Stored records:
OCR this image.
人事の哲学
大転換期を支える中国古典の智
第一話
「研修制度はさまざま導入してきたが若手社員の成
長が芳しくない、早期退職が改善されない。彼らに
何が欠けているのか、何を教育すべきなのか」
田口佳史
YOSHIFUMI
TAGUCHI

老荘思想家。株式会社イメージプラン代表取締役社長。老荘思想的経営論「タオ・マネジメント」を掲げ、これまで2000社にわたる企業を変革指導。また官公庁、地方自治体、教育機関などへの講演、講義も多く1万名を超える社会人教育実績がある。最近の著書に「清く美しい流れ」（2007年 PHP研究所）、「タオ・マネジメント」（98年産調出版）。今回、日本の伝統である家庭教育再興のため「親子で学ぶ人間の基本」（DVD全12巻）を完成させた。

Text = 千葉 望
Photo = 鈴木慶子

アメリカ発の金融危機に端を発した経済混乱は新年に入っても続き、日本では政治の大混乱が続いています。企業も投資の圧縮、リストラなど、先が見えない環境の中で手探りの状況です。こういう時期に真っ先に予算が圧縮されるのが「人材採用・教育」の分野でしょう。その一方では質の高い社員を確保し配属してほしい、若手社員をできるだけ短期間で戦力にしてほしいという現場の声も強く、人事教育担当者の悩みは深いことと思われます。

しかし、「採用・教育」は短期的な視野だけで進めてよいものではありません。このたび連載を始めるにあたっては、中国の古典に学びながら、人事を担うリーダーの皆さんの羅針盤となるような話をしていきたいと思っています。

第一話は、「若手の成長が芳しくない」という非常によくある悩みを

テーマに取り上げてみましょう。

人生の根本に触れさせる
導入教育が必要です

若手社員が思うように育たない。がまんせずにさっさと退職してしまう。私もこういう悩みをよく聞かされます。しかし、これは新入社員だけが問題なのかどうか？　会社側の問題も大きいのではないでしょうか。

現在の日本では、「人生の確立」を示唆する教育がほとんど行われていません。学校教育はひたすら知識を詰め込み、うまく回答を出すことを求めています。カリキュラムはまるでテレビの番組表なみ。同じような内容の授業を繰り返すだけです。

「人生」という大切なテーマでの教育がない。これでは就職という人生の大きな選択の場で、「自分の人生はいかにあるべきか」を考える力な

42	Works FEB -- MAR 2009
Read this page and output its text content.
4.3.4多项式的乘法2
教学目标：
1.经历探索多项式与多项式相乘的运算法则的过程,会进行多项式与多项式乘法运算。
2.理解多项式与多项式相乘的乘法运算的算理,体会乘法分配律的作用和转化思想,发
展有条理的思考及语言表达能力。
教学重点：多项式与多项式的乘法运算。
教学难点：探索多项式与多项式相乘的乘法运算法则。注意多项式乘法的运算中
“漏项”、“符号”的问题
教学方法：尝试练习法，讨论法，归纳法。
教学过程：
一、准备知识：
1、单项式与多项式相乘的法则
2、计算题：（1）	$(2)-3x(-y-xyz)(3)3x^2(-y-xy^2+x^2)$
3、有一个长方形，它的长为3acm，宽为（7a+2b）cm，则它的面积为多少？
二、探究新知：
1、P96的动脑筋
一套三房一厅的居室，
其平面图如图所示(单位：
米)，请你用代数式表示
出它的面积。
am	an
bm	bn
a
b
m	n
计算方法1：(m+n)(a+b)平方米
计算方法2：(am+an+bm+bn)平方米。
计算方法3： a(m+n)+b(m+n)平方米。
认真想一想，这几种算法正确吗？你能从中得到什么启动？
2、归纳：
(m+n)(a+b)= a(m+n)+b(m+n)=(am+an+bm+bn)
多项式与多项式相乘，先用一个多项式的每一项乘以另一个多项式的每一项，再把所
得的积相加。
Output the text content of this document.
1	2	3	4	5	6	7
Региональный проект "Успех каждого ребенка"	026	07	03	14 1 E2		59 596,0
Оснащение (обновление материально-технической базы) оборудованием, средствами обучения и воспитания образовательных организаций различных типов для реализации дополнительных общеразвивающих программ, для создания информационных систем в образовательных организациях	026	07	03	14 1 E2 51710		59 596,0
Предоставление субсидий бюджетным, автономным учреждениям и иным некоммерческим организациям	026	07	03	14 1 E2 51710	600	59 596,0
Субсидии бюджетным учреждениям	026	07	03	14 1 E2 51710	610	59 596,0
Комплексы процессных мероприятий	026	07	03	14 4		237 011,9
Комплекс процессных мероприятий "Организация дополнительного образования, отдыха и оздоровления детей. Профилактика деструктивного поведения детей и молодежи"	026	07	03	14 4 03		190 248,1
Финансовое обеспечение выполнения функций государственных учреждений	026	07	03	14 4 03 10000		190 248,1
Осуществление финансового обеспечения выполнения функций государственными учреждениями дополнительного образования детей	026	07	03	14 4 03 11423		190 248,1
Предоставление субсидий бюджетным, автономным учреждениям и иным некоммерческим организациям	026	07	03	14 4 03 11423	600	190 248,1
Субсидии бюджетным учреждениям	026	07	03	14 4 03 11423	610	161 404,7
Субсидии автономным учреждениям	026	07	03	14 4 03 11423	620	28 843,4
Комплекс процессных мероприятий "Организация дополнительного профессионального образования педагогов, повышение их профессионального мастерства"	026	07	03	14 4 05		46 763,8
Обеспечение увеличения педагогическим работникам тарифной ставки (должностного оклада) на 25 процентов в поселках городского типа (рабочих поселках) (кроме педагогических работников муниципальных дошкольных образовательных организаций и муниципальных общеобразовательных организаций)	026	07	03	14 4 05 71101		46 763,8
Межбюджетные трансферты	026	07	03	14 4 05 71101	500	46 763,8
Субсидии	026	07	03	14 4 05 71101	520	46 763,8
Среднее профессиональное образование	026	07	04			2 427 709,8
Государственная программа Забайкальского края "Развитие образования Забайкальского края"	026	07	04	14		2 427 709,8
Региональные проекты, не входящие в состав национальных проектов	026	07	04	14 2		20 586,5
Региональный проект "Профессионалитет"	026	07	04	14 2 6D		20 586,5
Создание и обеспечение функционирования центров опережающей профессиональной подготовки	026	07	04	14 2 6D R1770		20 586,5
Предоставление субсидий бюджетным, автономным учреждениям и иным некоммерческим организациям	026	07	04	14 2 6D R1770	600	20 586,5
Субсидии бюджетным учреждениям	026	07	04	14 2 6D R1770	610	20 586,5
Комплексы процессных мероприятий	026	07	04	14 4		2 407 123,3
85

• **What you are asked to do**: Pull out all lines containing the word "автономным" from the entries above.

• **Solution to this task**:
Предоставление субсидий бюджетным, автономным учреждениям и иным некоммерческим организациям	026	07	03	14 1 E2 51710	600	59 596,0
Предоставление субсидий бюджетным, автономным учреждениям и иным некоммерческим организациям	026	07	03	14 4 03 11423	600	190 248,1
Субсидии автономным учреждениям	026	07	03	14 4 03 11423	620	28 843,4
Предоставление субсидий бюджетным, автономным учреждениям и иным некоммерческим организациям	026	07	04	14 2 6D R1770	600	20 586,5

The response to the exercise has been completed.